## [Exercise details]
Extract each line bearing the word "date".

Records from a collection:
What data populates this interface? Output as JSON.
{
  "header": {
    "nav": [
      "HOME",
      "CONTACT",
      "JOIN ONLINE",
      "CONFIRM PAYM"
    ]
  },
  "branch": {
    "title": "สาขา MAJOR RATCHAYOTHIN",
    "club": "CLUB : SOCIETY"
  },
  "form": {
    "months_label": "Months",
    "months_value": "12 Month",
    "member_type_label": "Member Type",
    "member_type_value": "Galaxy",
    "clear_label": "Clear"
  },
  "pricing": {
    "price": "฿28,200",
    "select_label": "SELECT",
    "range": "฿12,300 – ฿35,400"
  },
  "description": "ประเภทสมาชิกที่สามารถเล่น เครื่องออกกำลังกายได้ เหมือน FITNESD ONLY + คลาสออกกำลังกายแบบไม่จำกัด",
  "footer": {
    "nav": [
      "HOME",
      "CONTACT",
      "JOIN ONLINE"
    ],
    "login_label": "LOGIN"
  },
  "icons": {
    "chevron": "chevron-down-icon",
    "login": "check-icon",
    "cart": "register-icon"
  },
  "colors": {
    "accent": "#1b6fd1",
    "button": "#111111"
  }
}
--
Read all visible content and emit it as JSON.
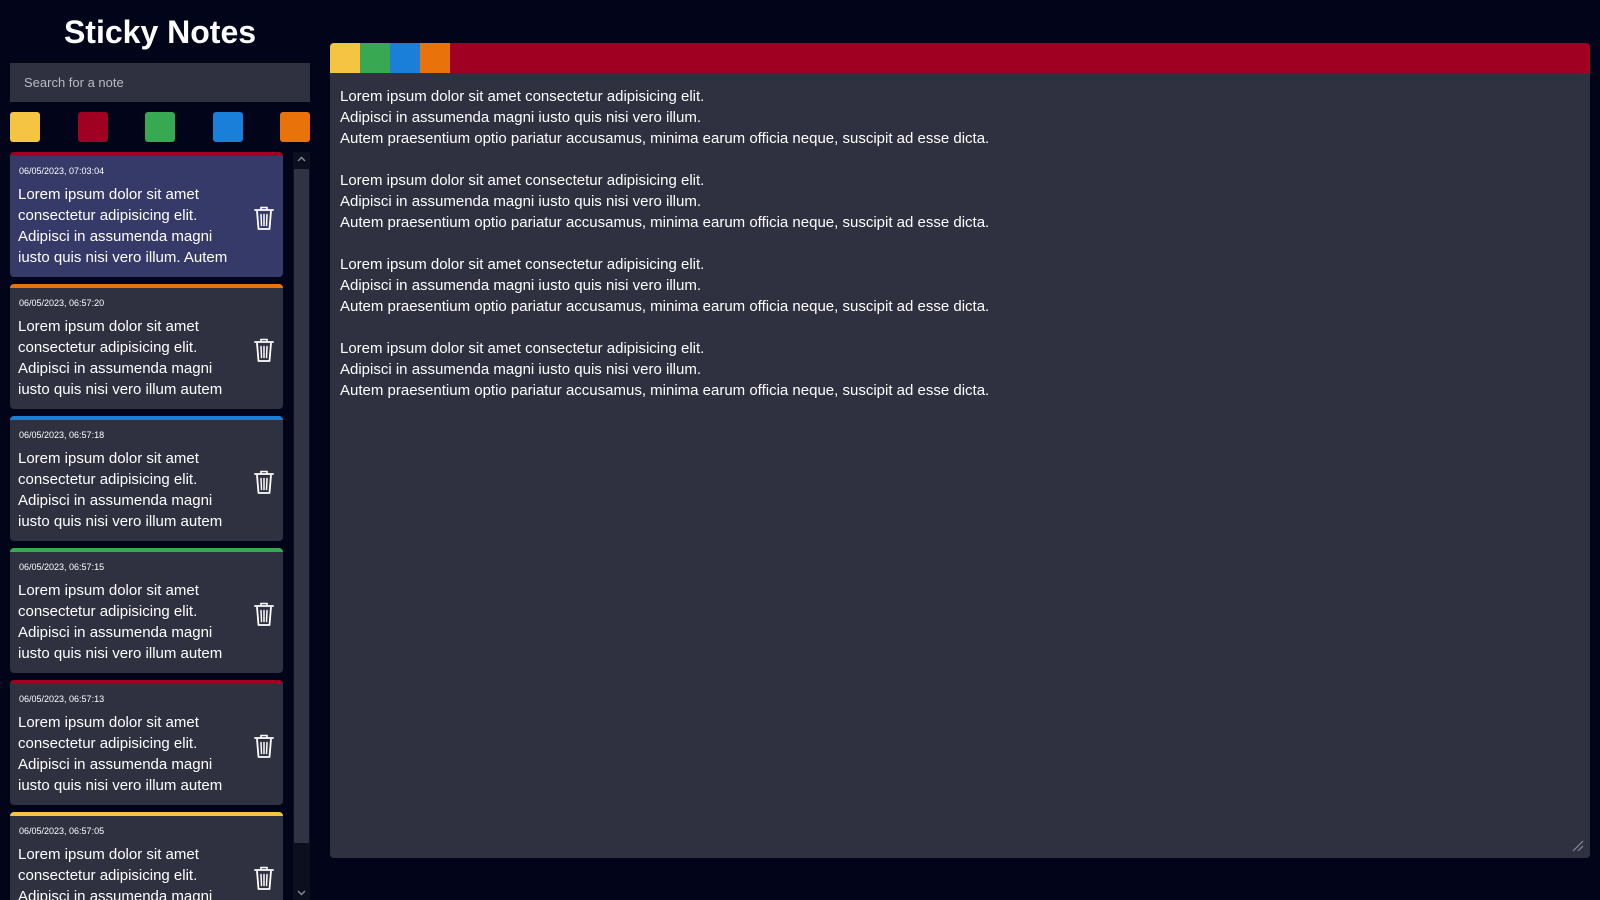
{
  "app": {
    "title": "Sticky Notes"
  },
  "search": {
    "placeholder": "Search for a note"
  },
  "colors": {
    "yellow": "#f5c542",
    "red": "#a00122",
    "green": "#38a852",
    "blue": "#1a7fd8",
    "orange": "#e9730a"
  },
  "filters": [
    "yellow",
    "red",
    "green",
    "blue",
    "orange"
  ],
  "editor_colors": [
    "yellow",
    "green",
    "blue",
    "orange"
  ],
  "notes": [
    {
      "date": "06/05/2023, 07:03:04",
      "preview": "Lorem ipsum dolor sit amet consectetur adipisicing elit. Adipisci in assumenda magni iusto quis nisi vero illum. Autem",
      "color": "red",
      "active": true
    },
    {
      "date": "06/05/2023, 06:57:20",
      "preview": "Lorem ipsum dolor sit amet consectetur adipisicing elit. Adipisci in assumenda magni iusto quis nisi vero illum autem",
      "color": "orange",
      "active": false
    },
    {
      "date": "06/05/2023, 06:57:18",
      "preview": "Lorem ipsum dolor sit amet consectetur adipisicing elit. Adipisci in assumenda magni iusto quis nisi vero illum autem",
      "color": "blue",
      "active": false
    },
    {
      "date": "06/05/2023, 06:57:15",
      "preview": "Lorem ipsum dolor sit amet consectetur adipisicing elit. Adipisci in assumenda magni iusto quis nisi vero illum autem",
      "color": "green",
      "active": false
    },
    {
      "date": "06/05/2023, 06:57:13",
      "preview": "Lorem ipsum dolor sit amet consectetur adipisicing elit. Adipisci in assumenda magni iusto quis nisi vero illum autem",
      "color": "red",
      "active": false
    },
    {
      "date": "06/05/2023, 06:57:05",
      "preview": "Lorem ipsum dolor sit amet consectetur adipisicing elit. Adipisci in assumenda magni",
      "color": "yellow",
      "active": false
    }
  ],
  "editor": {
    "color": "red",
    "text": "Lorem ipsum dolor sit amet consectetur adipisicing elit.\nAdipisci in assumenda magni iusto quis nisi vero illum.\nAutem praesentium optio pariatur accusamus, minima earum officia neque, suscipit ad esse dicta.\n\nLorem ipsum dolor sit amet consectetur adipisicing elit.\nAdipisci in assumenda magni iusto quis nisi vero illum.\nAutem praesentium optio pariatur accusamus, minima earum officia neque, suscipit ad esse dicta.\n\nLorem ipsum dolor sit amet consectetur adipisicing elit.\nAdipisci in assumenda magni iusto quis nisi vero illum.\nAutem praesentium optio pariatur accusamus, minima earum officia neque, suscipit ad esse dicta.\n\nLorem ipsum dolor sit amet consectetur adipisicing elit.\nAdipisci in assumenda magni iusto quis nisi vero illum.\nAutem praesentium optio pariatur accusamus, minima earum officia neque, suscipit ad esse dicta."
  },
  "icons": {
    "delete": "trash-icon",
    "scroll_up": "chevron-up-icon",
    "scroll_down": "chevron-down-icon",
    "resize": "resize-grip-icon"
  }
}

## [Finished answer]
      "date": "06/05/2023, 07:03:04",
      "date": "06/05/2023, 06:57:20",
      "date": "06/05/2023, 06:57:18",
      "date": "06/05/2023, 06:57:15",
      "date": "06/05/2023, 06:57:13",
      "date": "06/05/2023, 06:57:05",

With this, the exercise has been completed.